● **Record list**:
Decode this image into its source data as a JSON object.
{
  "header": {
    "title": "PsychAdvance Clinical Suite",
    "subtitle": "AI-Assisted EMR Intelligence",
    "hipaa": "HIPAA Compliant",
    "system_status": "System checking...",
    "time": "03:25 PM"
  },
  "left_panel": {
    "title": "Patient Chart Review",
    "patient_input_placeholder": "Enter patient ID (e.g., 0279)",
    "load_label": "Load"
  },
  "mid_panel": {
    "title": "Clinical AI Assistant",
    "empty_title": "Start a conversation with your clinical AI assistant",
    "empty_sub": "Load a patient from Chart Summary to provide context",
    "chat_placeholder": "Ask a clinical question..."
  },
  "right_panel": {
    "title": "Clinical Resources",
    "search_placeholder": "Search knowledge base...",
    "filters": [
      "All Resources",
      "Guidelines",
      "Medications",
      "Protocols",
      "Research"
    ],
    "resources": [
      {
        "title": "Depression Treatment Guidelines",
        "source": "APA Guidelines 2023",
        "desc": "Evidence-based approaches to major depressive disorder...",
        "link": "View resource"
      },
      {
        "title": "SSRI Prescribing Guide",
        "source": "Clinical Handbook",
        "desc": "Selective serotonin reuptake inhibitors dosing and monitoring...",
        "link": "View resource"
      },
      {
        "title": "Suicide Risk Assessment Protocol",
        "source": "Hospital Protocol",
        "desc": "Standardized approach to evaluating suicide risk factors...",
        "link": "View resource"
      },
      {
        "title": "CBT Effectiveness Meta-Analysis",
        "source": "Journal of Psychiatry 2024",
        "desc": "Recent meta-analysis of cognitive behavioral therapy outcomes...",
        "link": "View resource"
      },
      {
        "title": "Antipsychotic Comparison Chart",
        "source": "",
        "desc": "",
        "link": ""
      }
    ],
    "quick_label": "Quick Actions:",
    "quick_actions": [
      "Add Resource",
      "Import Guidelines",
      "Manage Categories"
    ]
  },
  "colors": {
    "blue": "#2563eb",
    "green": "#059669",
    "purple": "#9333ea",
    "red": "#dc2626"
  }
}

--

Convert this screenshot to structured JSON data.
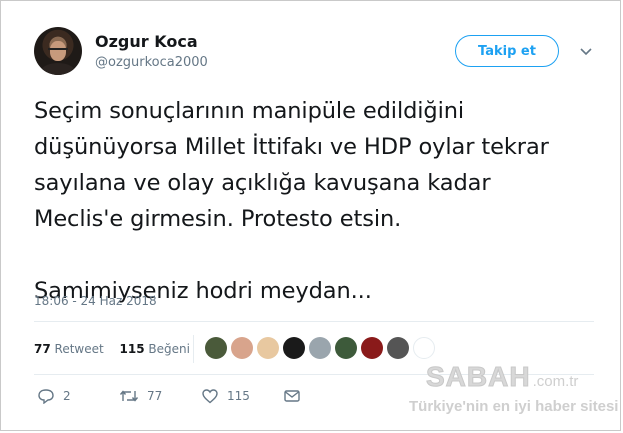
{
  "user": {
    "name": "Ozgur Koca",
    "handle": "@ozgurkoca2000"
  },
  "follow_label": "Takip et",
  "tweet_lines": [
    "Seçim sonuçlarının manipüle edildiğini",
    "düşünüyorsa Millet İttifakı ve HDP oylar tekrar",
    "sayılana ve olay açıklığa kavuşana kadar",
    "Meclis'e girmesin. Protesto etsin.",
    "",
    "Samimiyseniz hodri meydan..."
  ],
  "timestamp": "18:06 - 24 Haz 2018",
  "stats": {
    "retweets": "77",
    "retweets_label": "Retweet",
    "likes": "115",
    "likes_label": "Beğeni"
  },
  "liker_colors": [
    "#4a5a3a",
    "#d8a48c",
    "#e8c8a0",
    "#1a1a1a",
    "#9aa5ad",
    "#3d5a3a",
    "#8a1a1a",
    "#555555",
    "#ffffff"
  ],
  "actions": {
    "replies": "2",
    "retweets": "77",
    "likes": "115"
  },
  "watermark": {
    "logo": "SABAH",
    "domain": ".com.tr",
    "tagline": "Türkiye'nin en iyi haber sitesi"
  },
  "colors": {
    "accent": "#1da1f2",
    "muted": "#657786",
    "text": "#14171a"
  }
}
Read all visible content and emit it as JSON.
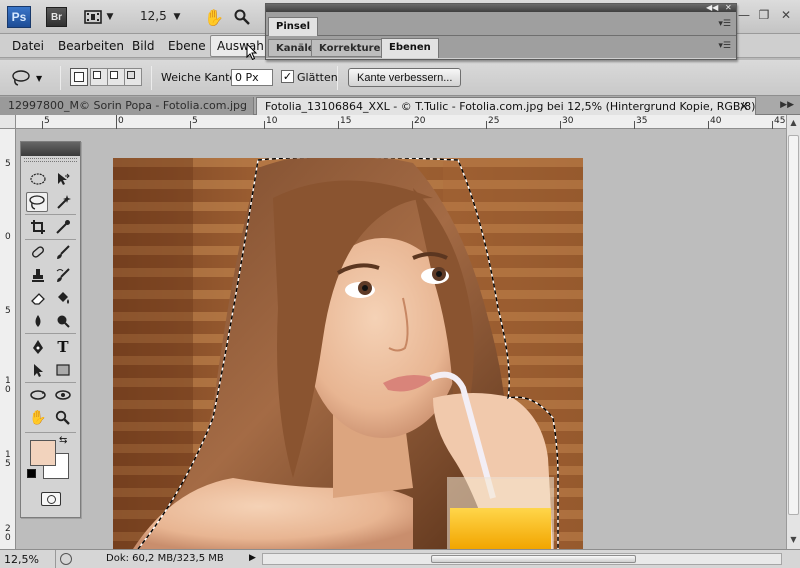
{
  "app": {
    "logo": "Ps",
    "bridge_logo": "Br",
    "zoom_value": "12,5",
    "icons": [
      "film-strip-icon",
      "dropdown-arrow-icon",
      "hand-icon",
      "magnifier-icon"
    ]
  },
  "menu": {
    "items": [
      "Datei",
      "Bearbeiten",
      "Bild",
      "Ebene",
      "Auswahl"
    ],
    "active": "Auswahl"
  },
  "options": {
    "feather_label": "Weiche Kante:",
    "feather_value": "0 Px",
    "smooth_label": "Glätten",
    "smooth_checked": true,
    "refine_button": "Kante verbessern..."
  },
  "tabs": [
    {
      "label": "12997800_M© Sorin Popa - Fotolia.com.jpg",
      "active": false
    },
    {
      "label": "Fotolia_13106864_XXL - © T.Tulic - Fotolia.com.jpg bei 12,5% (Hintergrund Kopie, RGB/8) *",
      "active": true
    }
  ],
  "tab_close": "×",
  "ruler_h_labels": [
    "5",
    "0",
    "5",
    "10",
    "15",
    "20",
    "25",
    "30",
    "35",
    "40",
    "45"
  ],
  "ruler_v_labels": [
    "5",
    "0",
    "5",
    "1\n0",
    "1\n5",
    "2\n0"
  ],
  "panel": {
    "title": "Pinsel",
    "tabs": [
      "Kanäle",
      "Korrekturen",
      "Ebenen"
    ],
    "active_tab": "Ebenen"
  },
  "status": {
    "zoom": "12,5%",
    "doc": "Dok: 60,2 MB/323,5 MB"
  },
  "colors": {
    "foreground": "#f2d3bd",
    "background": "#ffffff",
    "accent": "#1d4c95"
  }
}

● **Stated problem**: From the entries above, select each line containing the string "Chart".

● **In response**:
    "title": "Patient Chart Review",
    "empty_sub": "Load a patient from Chart Summary to provide context",
        "title": "Antipsychotic Comparison Chart",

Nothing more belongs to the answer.